_Listing:_

○ ○ ○ ○

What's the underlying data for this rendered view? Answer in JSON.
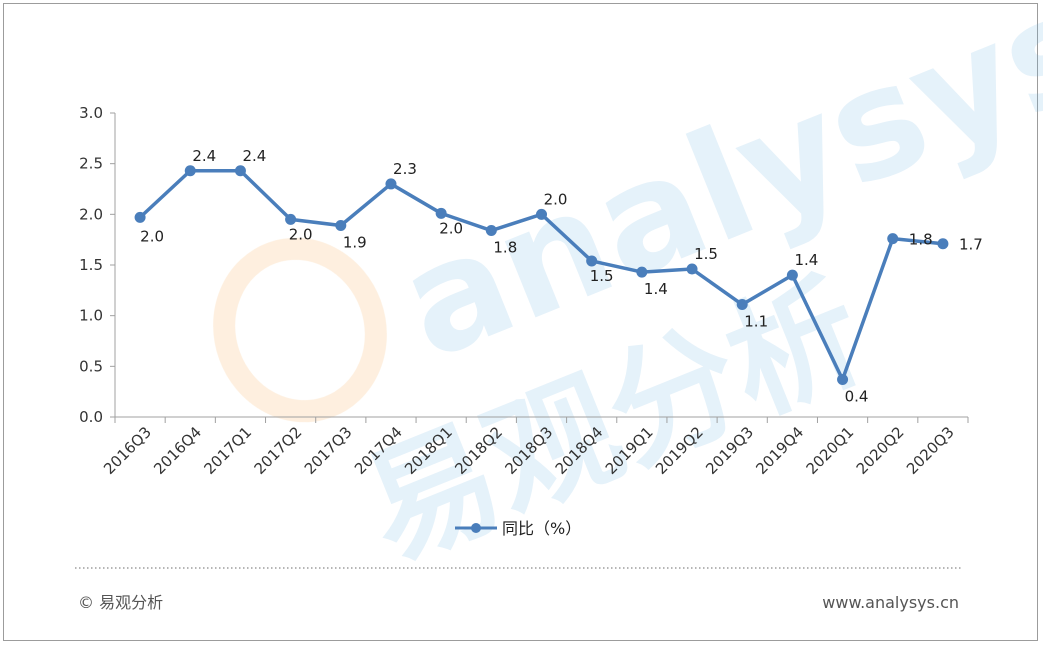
{
  "chart_data": {
    "type": "line",
    "categories": [
      "2016Q3",
      "2016Q4",
      "2017Q1",
      "2017Q2",
      "2017Q3",
      "2017Q4",
      "2018Q1",
      "2018Q2",
      "2018Q3",
      "2018Q4",
      "2019Q1",
      "2019Q2",
      "2019Q3",
      "2019Q4",
      "2020Q1",
      "2020Q2",
      "2020Q3"
    ],
    "series": [
      {
        "name": "同比（%）",
        "values": [
          1.97,
          2.43,
          2.43,
          1.95,
          1.89,
          2.3,
          2.01,
          1.84,
          2.0,
          1.54,
          1.43,
          1.46,
          1.11,
          1.4,
          0.37,
          1.76,
          1.71
        ],
        "labels": [
          "2.0",
          "2.4",
          "2.4",
          "2.0",
          "1.9",
          "2.3",
          "2.0",
          "1.8",
          "2.0",
          "1.5",
          "1.4",
          "1.5",
          "1.1",
          "1.4",
          "0.4",
          "1.8",
          "1.7"
        ],
        "color": "#4a7ebb"
      }
    ],
    "yticks": [
      "0.0",
      "0.5",
      "1.0",
      "1.5",
      "2.0",
      "2.5",
      "3.0"
    ],
    "ylim": [
      0,
      3
    ],
    "grid": false,
    "legend_position": "bottom"
  },
  "watermark": {
    "latin": "analysys",
    "chinese": "易观分析"
  },
  "footer": {
    "copyright": "© 易观分析",
    "website": "www.analysys.cn"
  }
}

○ ○ ○ ○

_Given instruction:_ Output all of the entries verbatim, leaving out any images.

_Result of the exercise:_
What's the underlying data for this rendered view? Answer in JSON.
{
  "chart_data": {
    "type": "line",
    "categories": [
      "2016Q3",
      "2016Q4",
      "2017Q1",
      "2017Q2",
      "2017Q3",
      "2017Q4",
      "2018Q1",
      "2018Q2",
      "2018Q3",
      "2018Q4",
      "2019Q1",
      "2019Q2",
      "2019Q3",
      "2019Q4",
      "2020Q1",
      "2020Q2",
      "2020Q3"
    ],
    "series": [
      {
        "name": "同比（%）",
        "values": [
          1.97,
          2.43,
          2.43,
          1.95,
          1.89,
          2.3,
          2.01,
          1.84,
          2.0,
          1.54,
          1.43,
          1.46,
          1.11,
          1.4,
          0.37,
          1.76,
          1.71
        ],
        "labels": [
          "2.0",
          "2.4",
          "2.4",
          "2.0",
          "1.9",
          "2.3",
          "2.0",
          "1.8",
          "2.0",
          "1.5",
          "1.4",
          "1.5",
          "1.1",
          "1.4",
          "0.4",
          "1.8",
          "1.7"
        ],
        "color": "#4a7ebb"
      }
    ],
    "yticks": [
      "0.0",
      "0.5",
      "1.0",
      "1.5",
      "2.0",
      "2.5",
      "3.0"
    ],
    "ylim": [
      0,
      3
    ],
    "grid": false,
    "legend_position": "bottom"
  },
  "watermark": {
    "latin": "analysys",
    "chinese": "易观分析"
  },
  "footer": {
    "copyright": "© 易观分析",
    "website": "www.analysys.cn"
  }
}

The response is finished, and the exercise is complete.